▸ **RECORDS FOR THIS EXERCISE**:

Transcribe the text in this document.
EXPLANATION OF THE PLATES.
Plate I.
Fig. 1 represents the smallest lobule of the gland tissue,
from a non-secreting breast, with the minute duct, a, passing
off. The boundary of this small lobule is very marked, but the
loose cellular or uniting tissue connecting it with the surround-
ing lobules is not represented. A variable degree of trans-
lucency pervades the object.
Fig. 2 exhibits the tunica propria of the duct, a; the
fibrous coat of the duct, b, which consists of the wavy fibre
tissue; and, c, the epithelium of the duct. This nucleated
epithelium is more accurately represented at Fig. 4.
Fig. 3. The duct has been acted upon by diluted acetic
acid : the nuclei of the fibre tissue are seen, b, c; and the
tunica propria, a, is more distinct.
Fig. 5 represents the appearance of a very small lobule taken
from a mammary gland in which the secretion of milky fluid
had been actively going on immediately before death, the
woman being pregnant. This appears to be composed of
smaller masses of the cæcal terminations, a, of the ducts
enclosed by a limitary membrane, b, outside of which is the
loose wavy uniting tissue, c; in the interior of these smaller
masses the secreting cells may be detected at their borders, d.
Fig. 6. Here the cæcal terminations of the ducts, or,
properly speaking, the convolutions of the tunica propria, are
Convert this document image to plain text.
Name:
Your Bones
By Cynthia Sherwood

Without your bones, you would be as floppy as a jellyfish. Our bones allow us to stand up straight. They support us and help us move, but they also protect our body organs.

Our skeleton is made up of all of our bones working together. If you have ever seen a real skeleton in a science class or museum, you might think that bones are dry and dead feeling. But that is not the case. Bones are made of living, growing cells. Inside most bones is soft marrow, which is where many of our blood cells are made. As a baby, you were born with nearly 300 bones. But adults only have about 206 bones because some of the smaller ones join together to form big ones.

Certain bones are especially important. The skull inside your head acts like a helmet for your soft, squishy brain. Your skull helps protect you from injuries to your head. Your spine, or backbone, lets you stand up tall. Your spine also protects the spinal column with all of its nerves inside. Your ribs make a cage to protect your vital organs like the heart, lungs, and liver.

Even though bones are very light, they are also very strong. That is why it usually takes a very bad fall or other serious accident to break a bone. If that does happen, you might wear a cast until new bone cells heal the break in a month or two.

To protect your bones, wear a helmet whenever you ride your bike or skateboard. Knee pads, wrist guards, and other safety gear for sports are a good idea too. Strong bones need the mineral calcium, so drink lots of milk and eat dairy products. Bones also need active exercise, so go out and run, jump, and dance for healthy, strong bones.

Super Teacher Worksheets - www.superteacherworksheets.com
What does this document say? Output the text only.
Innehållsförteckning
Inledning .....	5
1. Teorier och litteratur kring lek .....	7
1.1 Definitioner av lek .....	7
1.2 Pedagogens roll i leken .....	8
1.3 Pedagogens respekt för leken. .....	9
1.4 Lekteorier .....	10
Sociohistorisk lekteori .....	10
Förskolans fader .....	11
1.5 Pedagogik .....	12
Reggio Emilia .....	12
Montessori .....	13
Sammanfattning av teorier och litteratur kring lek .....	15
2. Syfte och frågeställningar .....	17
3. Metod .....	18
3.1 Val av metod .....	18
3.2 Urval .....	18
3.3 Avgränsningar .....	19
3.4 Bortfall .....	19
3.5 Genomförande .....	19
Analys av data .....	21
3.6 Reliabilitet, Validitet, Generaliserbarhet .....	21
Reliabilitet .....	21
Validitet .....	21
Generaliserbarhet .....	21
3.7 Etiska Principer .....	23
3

▸ **TASK BRIEF**:
Beginning at the line that holds "What does this", reproduce the lines exactly up to and including the final line of the entries.

▸ **ANSWER TO THE EXERCISE**:
What does this document say? Output the text only.
Innehållsförteckning
Inledning .....	5
1. Teorier och litteratur kring lek .....	7
1.1 Definitioner av lek .....	7
1.2 Pedagogens roll i leken .....	8
1.3 Pedagogens respekt för leken. .....	9
1.4 Lekteorier .....	10
Sociohistorisk lekteori .....	10
Förskolans fader .....	11
1.5 Pedagogik .....	12
Reggio Emilia .....	12
Montessori .....	13
Sammanfattning av teorier och litteratur kring lek .....	15
2. Syfte och frågeställningar .....	17
3. Metod .....	18
3.1 Val av metod .....	18
3.2 Urval .....	18
3.3 Avgränsningar .....	19
3.4 Bortfall .....	19
3.5 Genomförande .....	19
Analys av data .....	21
3.6 Reliabilitet, Validitet, Generaliserbarhet .....	21
Reliabilitet .....	21
Validitet .....	21
Generaliserbarhet .....	21
3.7 Etiska Principer .....	23
3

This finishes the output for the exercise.